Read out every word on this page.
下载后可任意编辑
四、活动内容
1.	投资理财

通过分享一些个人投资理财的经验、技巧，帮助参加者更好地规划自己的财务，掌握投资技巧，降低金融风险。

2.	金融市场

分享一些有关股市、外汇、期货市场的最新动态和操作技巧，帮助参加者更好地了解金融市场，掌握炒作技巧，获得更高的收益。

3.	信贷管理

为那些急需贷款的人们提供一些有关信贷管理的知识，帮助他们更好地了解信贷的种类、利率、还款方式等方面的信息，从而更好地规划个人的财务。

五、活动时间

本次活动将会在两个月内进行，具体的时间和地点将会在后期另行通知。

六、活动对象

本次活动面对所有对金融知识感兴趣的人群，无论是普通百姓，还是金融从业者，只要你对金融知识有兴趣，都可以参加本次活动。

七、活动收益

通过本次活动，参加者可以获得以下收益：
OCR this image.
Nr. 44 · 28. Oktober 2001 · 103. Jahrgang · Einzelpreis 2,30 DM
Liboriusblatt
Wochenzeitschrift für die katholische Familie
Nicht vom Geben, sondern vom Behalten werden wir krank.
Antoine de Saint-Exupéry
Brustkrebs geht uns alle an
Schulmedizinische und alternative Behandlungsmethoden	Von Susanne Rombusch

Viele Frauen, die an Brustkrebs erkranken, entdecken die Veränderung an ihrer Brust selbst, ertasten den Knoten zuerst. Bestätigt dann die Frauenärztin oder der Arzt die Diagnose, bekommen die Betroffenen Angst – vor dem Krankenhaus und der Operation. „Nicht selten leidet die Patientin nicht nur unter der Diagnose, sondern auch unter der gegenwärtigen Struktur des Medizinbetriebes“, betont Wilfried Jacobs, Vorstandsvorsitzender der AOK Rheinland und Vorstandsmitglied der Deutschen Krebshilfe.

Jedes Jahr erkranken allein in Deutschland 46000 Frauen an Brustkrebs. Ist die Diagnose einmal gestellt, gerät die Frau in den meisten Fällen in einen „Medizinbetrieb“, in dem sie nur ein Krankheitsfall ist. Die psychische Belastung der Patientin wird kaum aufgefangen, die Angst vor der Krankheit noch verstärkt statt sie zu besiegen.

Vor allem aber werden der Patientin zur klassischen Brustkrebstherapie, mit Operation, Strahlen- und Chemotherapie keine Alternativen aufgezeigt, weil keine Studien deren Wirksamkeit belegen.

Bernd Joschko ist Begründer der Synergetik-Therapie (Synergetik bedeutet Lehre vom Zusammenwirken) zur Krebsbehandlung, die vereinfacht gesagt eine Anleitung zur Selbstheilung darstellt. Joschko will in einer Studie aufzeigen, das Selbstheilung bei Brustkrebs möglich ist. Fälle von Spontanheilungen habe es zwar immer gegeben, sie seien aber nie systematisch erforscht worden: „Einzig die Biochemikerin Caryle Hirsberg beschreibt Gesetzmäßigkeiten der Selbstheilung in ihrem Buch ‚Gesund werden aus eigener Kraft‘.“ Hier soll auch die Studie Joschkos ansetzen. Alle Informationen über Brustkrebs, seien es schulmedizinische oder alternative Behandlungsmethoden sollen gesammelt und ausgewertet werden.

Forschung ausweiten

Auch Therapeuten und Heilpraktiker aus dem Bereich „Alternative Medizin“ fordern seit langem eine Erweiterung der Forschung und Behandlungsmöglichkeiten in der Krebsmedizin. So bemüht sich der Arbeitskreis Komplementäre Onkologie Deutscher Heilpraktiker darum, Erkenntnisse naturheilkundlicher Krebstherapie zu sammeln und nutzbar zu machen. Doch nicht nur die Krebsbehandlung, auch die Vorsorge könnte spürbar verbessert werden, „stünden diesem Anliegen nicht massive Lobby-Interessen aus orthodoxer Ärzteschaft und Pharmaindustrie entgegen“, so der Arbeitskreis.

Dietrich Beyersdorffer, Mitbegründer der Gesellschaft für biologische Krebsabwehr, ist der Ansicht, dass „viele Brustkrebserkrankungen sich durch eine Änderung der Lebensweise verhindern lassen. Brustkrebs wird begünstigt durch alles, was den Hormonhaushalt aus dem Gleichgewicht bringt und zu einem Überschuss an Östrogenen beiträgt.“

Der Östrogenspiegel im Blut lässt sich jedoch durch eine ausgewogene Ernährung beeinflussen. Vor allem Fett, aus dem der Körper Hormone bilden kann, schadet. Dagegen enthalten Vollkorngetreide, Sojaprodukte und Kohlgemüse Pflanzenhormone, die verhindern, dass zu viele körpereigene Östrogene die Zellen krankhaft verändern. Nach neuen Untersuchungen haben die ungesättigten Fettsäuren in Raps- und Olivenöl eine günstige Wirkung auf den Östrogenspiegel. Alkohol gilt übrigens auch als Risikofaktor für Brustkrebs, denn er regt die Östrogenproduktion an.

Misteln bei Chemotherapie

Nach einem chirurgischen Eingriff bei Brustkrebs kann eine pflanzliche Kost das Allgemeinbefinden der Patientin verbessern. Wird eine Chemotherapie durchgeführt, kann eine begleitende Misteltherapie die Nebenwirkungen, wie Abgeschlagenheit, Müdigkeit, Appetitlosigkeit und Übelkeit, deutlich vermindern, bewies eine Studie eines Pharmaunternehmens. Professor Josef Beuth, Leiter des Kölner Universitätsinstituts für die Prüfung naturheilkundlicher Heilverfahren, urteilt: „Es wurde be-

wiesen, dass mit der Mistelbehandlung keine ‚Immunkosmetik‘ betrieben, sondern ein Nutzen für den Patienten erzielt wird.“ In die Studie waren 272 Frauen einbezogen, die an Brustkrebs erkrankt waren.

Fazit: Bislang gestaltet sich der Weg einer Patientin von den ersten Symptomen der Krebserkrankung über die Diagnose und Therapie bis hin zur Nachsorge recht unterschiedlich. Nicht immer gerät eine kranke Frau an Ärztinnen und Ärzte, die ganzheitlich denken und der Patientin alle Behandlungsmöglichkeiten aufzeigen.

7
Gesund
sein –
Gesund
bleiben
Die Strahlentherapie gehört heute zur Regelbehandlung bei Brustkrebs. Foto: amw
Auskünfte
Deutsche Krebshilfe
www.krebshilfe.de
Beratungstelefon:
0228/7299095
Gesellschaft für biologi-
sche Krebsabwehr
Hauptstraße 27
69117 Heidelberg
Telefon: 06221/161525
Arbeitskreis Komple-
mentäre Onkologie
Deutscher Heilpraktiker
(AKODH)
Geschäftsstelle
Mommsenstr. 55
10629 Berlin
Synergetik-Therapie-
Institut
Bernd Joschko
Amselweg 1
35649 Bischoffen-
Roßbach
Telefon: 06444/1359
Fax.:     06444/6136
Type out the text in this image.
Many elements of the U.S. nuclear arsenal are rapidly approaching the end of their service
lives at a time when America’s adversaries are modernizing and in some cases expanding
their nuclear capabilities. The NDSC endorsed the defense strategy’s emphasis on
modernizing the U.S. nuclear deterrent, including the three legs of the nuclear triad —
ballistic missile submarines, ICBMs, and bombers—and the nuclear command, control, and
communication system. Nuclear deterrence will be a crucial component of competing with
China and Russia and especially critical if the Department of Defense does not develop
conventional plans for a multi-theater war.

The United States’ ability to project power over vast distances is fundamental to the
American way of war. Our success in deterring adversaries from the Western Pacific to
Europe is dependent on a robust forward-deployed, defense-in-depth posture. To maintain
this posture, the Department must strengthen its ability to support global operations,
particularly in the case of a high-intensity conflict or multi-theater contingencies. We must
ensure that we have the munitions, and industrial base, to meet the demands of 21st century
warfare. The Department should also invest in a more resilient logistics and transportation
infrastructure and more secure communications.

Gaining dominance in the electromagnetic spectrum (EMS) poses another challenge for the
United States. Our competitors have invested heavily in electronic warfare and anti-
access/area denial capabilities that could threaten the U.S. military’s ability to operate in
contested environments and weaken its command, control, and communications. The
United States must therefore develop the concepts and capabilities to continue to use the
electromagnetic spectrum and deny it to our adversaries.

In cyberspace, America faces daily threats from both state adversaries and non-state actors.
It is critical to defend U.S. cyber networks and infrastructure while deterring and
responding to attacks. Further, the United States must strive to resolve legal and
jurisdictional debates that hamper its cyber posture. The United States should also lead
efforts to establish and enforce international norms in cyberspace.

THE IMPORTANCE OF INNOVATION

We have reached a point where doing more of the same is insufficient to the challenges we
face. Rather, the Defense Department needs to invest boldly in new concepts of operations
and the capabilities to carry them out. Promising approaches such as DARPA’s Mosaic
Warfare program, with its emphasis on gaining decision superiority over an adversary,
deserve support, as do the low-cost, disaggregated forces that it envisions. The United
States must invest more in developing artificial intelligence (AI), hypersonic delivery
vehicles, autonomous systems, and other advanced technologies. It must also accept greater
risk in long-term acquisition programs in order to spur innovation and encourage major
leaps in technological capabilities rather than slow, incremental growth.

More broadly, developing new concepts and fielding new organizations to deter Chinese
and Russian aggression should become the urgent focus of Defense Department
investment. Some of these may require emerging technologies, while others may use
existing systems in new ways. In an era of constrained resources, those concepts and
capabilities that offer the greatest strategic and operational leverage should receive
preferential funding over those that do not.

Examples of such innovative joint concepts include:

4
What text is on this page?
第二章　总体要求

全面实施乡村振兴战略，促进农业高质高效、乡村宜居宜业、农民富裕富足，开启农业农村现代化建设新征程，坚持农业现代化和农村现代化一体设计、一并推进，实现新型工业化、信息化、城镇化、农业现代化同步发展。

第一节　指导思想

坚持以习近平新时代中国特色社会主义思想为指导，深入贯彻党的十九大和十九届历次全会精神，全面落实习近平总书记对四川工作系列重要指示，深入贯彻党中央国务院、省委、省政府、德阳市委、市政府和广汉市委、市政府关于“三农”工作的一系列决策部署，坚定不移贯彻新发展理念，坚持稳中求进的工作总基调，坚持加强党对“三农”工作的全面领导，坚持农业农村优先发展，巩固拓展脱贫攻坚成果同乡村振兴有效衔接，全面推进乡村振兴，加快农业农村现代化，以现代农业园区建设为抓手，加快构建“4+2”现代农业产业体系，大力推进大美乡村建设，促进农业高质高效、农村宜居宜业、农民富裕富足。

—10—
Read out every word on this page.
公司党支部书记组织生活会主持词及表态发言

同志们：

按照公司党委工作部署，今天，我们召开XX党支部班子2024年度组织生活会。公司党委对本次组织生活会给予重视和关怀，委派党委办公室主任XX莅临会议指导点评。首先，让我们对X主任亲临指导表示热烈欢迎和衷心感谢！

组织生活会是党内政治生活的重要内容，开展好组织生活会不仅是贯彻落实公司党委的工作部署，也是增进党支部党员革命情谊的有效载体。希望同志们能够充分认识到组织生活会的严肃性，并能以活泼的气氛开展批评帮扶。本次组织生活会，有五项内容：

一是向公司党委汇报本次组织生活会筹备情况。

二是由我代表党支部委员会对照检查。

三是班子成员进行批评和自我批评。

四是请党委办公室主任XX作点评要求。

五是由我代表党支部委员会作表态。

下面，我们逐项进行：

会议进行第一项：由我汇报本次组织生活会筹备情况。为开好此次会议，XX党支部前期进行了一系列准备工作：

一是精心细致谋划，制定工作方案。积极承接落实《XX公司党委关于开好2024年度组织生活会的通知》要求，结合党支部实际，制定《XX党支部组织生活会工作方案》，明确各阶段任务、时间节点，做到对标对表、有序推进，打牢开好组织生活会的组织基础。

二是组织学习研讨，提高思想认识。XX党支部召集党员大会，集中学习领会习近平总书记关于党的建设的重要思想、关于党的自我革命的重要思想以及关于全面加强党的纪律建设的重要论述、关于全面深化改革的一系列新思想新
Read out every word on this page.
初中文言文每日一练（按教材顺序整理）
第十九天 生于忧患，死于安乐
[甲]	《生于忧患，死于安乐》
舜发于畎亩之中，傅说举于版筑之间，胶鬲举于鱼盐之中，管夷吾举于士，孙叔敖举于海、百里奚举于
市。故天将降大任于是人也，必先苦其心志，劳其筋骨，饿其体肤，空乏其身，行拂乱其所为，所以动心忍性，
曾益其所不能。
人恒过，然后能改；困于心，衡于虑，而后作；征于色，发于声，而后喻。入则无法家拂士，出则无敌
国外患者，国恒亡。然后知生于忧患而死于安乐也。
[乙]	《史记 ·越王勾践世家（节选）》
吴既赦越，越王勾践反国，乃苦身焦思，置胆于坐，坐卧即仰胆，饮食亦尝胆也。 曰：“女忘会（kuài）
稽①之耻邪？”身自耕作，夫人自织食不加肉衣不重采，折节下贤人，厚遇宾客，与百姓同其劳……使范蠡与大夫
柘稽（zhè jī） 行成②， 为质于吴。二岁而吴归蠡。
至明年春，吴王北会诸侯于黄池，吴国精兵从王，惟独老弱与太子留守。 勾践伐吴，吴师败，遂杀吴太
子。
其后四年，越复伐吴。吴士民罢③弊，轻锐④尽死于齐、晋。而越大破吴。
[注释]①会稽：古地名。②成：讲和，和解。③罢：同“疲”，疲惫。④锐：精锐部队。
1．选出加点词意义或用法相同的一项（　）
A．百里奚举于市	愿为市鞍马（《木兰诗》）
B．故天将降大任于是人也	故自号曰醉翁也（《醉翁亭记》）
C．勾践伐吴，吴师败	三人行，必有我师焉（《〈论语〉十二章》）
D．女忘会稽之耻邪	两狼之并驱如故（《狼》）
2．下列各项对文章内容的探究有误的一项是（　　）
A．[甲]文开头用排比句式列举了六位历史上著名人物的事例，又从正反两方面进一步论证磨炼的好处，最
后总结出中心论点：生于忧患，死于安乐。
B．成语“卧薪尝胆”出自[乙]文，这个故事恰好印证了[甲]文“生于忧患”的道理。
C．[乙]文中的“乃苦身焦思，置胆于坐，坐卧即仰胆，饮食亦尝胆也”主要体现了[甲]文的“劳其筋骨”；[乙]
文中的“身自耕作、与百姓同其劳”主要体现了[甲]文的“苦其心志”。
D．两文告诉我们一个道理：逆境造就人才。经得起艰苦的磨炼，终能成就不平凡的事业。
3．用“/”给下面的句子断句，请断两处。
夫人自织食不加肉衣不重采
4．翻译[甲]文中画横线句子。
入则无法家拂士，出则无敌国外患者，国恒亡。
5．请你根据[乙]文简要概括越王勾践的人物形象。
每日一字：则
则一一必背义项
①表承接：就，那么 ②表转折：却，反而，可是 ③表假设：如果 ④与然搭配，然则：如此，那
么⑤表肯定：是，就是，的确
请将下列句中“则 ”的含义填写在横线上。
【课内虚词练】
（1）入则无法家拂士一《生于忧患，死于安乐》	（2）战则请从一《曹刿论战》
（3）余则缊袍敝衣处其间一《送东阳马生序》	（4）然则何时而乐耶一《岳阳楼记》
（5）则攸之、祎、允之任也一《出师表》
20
################
**REQUEST:**
Copy and report every line where the word "electromagnetic" is present.

**REPLY:**
Gaining dominance in the electromagnetic spectrum (EMS) poses another challenge for the
electromagnetic spectrum and deny it to our adversaries.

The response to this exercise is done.